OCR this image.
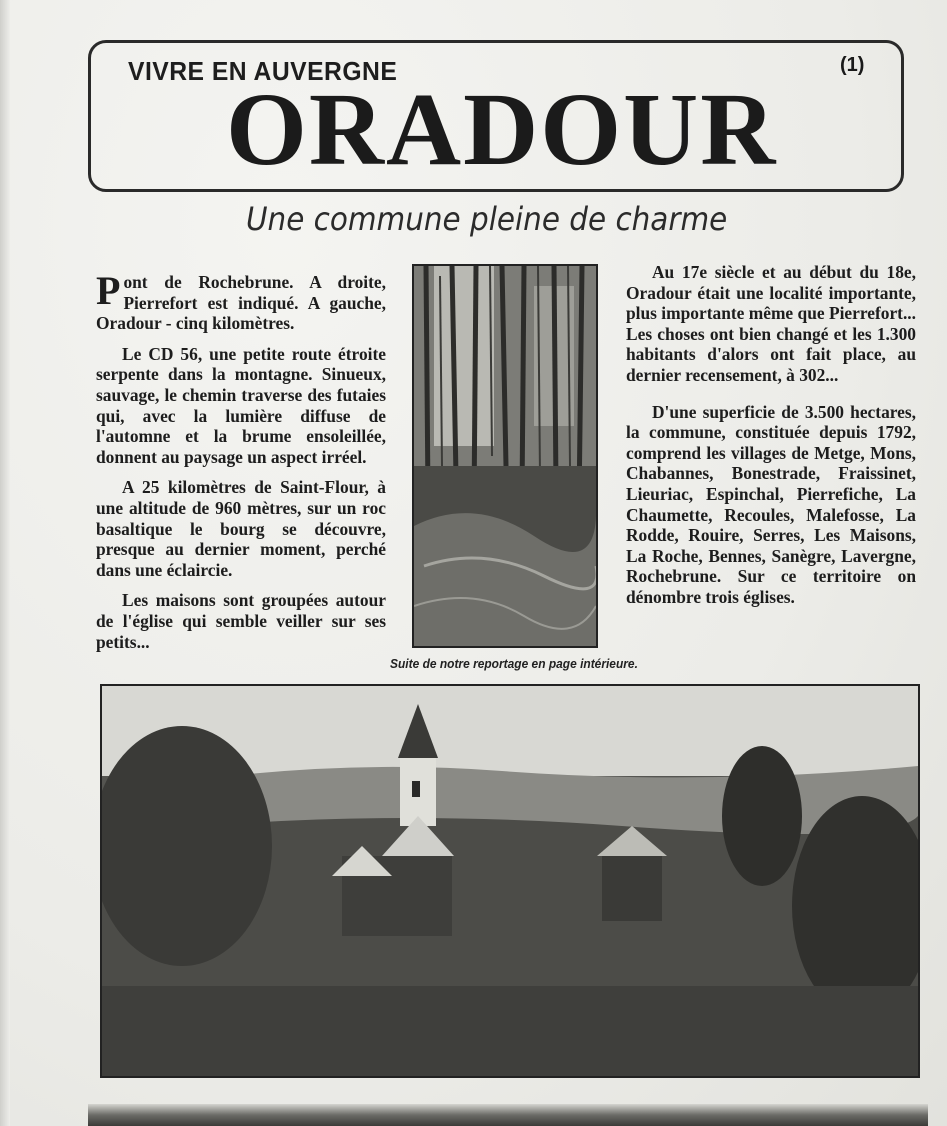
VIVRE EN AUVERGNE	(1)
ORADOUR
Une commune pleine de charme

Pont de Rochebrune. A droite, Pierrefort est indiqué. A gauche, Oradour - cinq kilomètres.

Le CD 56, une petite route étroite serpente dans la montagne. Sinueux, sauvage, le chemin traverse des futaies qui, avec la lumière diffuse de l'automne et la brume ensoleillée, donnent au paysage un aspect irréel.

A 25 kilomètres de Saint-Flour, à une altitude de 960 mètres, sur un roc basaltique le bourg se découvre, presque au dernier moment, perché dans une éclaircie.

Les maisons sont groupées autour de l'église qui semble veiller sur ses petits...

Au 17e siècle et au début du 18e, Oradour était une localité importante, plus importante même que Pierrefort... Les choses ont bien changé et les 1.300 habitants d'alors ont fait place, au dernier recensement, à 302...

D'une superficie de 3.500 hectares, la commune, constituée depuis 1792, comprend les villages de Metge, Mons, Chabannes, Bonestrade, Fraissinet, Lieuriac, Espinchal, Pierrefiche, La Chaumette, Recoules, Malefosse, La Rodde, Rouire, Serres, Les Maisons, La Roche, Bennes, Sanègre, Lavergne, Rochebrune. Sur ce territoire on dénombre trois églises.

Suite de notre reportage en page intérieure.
== == ==
Problem to work on
Select and copy every line from the records that includes the word "Pierrefort".

Answer to this problem
Pont de Rochebrune. A droite, Pierrefort est indiqué. A gauche, Oradour - cinq kilomètres.
Au 17e siècle et au début du 18e, Oradour était une localité importante, plus importante même que Pierrefort... Les choses ont bien changé et les 1.300 habitants d'alors ont fait place, au dernier recensement, à 302...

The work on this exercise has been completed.